Exercise objective -> Pull out every line below holding the word "மனமக".

Dataset content ->

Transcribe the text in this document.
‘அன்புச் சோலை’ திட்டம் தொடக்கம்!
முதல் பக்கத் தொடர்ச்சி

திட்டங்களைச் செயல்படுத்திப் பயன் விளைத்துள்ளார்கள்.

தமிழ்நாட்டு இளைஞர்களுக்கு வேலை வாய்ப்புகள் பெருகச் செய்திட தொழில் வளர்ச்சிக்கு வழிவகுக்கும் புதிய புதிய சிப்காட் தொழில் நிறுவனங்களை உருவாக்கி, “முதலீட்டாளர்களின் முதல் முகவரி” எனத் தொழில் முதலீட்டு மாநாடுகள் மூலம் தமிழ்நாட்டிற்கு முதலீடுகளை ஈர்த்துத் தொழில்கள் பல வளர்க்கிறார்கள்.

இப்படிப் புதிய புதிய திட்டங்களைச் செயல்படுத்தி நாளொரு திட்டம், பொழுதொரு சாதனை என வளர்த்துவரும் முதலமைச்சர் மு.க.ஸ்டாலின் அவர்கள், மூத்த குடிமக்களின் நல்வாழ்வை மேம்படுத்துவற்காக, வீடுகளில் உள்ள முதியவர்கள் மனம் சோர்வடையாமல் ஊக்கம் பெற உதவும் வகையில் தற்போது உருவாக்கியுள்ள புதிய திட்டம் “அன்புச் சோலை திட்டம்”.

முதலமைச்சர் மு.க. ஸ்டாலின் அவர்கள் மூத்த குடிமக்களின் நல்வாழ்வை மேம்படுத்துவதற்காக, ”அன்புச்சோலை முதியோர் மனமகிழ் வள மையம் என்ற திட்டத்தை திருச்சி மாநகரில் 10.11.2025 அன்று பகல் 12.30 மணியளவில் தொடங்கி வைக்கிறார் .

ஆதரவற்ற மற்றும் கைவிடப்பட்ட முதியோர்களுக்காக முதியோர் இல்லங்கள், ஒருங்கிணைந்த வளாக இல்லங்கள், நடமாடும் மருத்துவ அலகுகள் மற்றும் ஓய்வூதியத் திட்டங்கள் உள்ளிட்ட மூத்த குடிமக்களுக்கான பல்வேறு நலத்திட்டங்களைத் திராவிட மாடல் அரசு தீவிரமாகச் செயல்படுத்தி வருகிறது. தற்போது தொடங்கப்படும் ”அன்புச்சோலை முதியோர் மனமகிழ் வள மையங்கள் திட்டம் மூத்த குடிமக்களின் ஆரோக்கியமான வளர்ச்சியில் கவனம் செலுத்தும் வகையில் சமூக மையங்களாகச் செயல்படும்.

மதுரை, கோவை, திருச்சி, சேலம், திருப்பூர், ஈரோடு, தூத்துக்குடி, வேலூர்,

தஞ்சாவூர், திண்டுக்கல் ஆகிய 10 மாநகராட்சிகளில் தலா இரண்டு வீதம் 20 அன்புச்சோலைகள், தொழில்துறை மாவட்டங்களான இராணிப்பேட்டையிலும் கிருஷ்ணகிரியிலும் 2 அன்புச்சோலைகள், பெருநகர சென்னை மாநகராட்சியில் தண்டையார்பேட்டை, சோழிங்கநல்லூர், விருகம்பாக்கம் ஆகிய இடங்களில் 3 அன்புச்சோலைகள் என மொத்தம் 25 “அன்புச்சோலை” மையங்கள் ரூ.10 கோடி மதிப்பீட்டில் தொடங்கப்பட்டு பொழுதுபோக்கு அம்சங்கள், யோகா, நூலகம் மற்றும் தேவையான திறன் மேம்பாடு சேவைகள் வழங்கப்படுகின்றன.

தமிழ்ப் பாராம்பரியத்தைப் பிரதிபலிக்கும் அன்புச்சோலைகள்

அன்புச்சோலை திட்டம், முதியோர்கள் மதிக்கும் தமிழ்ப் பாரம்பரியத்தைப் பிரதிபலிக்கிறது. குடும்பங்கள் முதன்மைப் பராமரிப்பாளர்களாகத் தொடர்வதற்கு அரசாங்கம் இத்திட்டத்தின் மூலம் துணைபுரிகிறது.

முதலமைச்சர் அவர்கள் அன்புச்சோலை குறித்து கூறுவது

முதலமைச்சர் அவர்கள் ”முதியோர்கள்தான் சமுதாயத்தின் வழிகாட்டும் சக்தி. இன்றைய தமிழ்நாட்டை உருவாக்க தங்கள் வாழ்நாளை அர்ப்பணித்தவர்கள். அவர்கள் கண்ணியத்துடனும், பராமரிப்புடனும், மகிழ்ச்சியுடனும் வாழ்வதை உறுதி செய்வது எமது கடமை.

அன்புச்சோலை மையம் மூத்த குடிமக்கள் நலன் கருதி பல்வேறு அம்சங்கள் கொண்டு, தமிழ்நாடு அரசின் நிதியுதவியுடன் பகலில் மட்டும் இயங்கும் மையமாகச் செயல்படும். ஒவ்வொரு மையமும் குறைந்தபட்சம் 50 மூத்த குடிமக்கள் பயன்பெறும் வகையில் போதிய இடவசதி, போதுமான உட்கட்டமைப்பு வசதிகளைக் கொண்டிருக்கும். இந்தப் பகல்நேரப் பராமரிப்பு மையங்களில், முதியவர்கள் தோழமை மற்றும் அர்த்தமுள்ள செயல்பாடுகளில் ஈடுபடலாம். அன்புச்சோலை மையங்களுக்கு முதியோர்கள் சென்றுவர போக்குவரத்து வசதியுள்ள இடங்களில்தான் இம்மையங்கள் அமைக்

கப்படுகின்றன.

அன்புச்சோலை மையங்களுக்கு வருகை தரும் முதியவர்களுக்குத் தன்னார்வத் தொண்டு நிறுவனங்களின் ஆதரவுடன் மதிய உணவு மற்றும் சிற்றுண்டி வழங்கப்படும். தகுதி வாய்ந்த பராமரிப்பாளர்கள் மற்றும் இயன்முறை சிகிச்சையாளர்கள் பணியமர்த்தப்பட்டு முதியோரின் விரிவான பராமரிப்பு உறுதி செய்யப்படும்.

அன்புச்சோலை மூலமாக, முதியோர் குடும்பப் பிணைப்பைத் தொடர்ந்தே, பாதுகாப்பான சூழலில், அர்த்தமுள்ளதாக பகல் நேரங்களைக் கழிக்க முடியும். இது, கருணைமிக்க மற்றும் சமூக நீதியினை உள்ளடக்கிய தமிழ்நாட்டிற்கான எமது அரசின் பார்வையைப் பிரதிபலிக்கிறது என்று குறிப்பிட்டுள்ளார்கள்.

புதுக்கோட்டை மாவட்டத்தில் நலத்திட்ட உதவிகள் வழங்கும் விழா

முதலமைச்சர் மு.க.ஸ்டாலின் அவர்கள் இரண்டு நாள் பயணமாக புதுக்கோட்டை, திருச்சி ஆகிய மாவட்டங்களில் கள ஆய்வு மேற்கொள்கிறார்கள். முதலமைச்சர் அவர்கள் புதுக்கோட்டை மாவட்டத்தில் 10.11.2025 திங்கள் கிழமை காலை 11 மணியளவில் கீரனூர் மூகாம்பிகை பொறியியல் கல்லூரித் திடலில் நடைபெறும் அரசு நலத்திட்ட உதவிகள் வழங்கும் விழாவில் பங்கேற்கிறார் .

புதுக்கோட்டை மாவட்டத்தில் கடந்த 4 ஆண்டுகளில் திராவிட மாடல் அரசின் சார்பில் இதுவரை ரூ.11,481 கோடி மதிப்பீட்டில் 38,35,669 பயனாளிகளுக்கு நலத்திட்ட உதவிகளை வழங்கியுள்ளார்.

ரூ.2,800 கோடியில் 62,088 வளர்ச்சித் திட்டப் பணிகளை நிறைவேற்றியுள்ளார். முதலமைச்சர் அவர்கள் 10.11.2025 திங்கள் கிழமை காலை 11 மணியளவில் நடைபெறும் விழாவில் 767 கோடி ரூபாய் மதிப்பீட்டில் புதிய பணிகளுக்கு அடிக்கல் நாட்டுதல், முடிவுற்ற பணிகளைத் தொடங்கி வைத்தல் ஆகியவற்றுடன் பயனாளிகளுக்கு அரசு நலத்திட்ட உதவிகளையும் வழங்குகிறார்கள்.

Expected answer ->
முதலமைச்சர் மு.க. ஸ்டாலின் அவர்கள் மூத்த குடிமக்களின் நல்வாழ்வை மேம்படுத்துவதற்காக, ”அன்புச்சோலை முதியோர் மனமகிழ் வள மையம் என்ற திட்டத்தை திருச்சி மாநகரில் 10.11.2025 அன்று பகல் 12.30 மணியளவில் தொடங்கி வைக்கிறார் .
ஆதரவற்ற மற்றும் கைவிடப்பட்ட முதியோர்களுக்காக முதியோர் இல்லங்கள், ஒருங்கிணைந்த வளாக இல்லங்கள், நடமாடும் மருத்துவ அலகுகள் மற்றும் ஓய்வூதியத் திட்டங்கள் உள்ளிட்ட மூத்த குடிமக்களுக்கான பல்வேறு நலத்திட்டங்களைத் திராவிட மாடல் அரசு தீவிரமாகச் செயல்படுத்தி வருகிறது. தற்போது தொடங்கப்படும் ”அன்புச்சோலை முதியோர் மனமகிழ் வள மையங்கள் திட்டம் மூத்த குடிமக்களின் ஆரோக்கியமான வளர்ச்சியில் கவனம் செலுத்தும் வகையில் சமூக மையங்களாகச் செயல்படும்.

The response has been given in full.